** start of Extracted records **
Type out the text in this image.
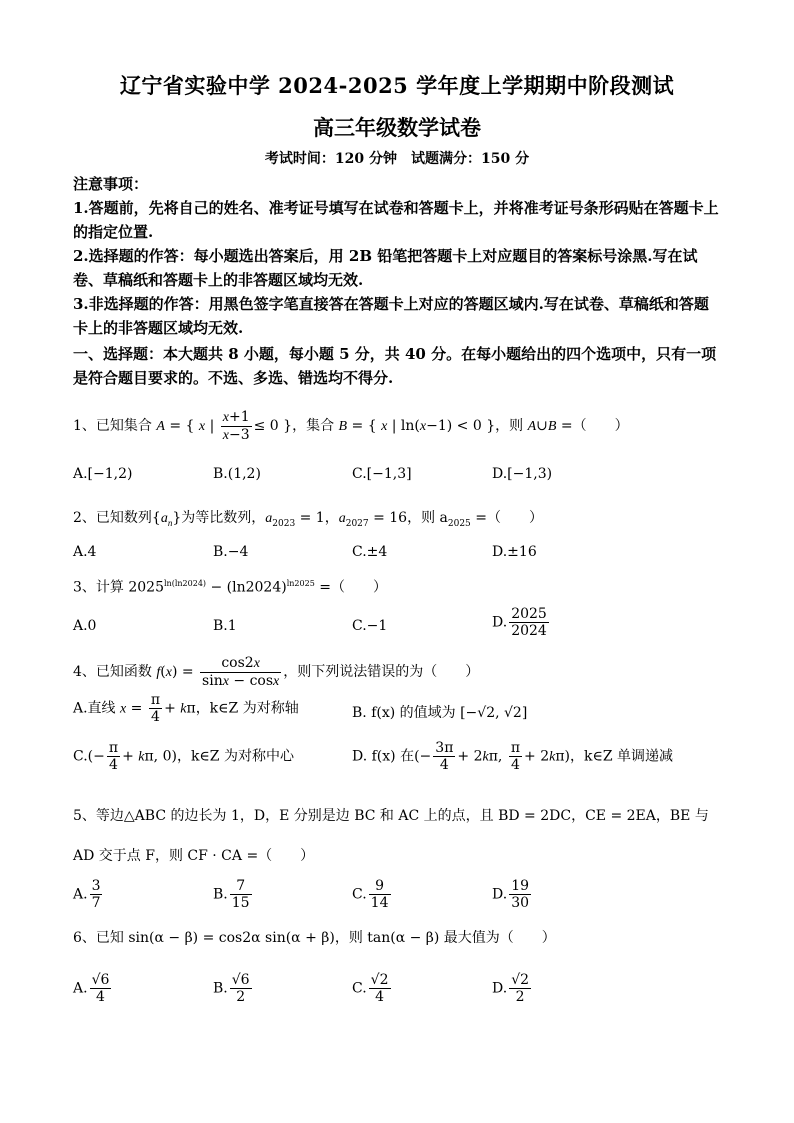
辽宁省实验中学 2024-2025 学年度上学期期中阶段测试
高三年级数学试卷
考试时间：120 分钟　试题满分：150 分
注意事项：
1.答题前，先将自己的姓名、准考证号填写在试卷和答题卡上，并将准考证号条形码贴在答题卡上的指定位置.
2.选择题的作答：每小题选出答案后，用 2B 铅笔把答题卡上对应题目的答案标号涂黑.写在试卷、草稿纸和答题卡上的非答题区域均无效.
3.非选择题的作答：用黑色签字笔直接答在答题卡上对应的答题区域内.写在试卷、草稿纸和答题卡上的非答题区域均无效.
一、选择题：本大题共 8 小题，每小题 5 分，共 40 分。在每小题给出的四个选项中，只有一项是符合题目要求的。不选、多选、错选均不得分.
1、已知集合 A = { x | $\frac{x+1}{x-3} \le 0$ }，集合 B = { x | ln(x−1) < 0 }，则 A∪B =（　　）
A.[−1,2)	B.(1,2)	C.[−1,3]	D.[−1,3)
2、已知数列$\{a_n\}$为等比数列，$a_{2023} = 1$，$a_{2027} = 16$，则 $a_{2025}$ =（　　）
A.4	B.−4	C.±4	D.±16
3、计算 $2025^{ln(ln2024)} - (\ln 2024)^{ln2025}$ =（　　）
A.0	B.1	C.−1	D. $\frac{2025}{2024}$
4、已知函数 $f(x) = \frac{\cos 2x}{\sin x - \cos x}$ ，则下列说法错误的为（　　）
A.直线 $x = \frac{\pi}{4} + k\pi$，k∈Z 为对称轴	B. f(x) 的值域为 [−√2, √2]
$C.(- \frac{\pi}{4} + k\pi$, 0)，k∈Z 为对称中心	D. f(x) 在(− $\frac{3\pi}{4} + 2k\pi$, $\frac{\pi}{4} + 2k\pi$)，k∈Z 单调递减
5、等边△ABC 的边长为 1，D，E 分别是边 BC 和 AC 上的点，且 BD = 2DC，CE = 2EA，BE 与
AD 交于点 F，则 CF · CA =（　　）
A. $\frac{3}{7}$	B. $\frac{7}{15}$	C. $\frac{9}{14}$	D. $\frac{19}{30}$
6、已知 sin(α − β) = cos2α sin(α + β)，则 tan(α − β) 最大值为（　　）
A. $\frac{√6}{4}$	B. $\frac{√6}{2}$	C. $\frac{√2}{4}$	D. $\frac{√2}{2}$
** end of Extracted records **
** start of Extracted records **
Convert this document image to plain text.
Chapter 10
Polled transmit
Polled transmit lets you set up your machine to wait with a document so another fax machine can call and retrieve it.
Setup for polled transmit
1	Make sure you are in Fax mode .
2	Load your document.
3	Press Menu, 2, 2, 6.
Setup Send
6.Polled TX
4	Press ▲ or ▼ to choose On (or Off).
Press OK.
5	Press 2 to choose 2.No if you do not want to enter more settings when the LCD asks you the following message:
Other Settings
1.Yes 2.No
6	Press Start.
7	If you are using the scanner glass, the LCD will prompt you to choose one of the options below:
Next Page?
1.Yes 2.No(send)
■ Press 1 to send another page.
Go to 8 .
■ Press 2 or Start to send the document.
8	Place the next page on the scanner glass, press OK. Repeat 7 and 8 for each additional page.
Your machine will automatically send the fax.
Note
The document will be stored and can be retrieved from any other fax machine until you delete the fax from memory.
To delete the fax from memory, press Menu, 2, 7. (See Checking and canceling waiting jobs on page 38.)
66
** end of Extracted records **
* _Set task_
Find the lines above that include the string "Menu" and copy them.

* _Correct output_
3	Press Menu, 2, 2, 6.
To delete the fax from memory, press Menu, 2, 7. (See Checking and canceling waiting jobs on page 38.)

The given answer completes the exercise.